* What you have to do: Report the number of lines that hold the string "this". Leave out any other text.

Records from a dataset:
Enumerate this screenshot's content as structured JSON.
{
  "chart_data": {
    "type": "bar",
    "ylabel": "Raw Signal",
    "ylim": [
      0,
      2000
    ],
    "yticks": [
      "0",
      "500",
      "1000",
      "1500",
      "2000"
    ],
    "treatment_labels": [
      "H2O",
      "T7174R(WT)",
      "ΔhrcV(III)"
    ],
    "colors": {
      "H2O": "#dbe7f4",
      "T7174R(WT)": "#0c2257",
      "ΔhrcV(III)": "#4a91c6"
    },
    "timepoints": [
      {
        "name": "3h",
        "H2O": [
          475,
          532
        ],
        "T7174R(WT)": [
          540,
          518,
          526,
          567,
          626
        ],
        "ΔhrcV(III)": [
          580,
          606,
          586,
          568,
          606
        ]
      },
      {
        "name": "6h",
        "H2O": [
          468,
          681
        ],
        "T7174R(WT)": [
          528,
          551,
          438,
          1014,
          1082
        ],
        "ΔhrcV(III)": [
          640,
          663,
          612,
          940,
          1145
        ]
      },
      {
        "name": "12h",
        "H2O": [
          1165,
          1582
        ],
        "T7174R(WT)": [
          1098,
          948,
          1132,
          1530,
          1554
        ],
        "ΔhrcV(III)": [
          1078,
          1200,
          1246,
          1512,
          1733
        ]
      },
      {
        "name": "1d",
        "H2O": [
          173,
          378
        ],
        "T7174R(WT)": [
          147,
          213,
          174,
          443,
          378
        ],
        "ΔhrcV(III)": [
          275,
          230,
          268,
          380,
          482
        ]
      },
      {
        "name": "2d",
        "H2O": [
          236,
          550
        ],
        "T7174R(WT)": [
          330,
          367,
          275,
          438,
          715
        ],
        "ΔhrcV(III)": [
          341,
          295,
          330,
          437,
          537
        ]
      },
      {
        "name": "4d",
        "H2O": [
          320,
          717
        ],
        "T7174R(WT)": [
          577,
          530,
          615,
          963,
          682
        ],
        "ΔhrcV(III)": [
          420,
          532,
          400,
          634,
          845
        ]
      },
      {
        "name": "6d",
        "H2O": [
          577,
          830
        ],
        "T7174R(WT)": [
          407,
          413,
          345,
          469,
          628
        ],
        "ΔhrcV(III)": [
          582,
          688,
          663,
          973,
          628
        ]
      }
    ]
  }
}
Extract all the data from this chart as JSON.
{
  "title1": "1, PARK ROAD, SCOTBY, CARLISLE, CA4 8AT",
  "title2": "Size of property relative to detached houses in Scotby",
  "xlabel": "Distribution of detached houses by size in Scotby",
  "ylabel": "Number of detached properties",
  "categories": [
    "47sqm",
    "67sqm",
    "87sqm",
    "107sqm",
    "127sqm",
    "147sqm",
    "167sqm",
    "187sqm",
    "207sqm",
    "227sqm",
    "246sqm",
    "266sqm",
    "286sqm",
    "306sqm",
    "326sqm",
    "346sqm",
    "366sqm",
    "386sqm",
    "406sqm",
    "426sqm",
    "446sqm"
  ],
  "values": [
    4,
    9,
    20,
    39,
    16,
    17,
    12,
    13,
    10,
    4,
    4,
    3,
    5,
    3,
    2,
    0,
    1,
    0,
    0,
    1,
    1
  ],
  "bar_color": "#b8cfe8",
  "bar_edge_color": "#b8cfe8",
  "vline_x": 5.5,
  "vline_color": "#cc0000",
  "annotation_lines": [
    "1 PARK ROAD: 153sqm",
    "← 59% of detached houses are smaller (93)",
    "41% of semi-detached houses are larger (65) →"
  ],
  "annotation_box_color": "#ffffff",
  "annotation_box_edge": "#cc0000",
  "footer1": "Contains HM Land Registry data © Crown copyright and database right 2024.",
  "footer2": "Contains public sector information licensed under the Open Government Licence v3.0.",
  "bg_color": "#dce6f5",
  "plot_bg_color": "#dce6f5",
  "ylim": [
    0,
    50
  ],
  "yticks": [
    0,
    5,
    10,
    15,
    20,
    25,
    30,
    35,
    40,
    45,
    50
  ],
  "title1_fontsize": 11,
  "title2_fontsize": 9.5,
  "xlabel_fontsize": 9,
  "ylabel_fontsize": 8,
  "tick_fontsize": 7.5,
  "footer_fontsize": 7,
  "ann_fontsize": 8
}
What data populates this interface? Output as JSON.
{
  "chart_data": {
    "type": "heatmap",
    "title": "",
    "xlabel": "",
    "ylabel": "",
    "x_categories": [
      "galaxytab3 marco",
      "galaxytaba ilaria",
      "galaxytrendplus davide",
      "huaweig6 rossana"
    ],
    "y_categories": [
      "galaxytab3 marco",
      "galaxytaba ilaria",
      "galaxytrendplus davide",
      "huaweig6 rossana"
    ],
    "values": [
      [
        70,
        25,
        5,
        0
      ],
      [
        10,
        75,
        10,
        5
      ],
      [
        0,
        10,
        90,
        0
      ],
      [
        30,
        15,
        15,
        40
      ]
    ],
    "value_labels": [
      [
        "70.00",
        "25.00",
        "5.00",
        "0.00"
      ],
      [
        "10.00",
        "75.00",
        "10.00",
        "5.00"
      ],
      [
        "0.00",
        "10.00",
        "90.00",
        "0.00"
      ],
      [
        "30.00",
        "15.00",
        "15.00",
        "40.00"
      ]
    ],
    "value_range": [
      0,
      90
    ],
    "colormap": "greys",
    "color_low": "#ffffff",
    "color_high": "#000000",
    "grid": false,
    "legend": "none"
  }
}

* Written reply: 3